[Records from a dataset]
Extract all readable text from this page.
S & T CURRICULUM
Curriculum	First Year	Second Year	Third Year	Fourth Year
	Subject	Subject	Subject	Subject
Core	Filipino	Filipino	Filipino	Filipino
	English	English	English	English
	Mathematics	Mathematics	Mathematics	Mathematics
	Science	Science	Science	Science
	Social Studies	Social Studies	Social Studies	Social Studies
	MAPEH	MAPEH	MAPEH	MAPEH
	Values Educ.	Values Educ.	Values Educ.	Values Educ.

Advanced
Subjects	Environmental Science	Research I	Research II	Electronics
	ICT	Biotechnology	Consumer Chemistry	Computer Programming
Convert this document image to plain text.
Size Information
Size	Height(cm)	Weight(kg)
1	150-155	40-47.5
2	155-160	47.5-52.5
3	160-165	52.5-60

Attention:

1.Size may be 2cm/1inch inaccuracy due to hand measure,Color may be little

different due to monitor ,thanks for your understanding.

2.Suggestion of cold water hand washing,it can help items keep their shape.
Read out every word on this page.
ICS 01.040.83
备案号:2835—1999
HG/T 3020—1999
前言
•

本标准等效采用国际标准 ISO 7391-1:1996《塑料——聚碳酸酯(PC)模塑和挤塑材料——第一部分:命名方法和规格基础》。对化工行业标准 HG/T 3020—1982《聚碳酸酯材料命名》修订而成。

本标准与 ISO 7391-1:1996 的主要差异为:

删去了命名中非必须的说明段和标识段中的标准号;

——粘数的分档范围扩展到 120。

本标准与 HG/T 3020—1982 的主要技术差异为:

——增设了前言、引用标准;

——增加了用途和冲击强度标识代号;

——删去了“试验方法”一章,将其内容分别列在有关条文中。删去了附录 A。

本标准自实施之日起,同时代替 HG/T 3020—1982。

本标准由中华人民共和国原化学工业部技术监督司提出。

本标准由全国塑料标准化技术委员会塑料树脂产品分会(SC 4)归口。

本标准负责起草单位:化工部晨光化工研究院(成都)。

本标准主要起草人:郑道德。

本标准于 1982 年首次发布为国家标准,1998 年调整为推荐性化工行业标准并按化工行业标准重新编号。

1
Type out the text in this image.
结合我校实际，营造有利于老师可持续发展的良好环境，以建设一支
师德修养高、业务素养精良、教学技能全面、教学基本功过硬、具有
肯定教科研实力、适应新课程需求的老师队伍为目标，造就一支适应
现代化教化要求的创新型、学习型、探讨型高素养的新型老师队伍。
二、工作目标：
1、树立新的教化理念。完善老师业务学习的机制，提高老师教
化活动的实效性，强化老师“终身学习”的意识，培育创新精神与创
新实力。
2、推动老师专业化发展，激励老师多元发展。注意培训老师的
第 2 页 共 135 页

### [The request]
Show the lines where the word "hand" appears in the entries.

### [Finished exercise]
1.Size may be 2cm/1inch inaccuracy due to hand measure,Color may be little
2.Suggestion of cold water hand washing,it can help items keep their shape.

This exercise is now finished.